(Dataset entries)
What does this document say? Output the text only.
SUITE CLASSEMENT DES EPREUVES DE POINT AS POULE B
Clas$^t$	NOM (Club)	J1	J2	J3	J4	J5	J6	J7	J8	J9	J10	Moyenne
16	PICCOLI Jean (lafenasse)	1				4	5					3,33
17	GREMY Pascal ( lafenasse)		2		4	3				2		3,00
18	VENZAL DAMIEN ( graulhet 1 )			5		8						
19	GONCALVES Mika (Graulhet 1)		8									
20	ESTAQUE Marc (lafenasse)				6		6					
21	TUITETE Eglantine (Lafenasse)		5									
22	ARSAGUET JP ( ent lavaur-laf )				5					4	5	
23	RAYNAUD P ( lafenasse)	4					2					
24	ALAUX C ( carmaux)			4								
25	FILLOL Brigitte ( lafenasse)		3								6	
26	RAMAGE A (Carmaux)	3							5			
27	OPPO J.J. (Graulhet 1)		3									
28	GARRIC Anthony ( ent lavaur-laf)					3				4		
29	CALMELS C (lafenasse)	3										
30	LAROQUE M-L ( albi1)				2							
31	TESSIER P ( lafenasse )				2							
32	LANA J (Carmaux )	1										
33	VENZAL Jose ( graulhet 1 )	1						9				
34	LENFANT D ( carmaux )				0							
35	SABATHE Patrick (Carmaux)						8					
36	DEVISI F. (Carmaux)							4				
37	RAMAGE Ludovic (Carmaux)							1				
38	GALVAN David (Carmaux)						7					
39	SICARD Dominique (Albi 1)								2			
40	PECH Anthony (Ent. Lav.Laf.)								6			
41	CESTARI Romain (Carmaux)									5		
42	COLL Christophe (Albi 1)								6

== Task requirements ==
Retype the records that precede this task, keeping them exactly the same.

== Output for this exercise ==
What does this document say? Output the text only.
SUITE CLASSEMENT DES EPREUVES DE POINT AS POULE B
Clas$^t$	NOM (Club)	J1	J2	J3	J4	J5	J6	J7	J8	J9	J10	Moyenne
16	PICCOLI Jean (lafenasse)	1				4	5					3,33
17	GREMY Pascal ( lafenasse)		2		4	3				2		3,00
18	VENZAL DAMIEN ( graulhet 1 )			5		8						
19	GONCALVES Mika (Graulhet 1)		8									
20	ESTAQUE Marc (lafenasse)				6		6					
21	TUITETE Eglantine (Lafenasse)		5									
22	ARSAGUET JP ( ent lavaur-laf )				5					4	5	
23	RAYNAUD P ( lafenasse)	4					2					
24	ALAUX C ( carmaux)			4								
25	FILLOL Brigitte ( lafenasse)		3								6	
26	RAMAGE A (Carmaux)	3							5			
27	OPPO J.J. (Graulhet 1)		3									
28	GARRIC Anthony ( ent lavaur-laf)					3				4		
29	CALMELS C (lafenasse)	3										
30	LAROQUE M-L ( albi1)				2							
31	TESSIER P ( lafenasse )				2							
32	LANA J (Carmaux )	1										
33	VENZAL Jose ( graulhet 1 )	1						9				
34	LENFANT D ( carmaux )				0							
35	SABATHE Patrick (Carmaux)						8					
36	DEVISI F. (Carmaux)							4				
37	RAMAGE Ludovic (Carmaux)							1				
38	GALVAN David (Carmaux)						7					
39	SICARD Dominique (Albi 1)								2			
40	PECH Anthony (Ent. Lav.Laf.)								6			
41	CESTARI Romain (Carmaux)									5		
42	COLL Christophe (Albi 1)								6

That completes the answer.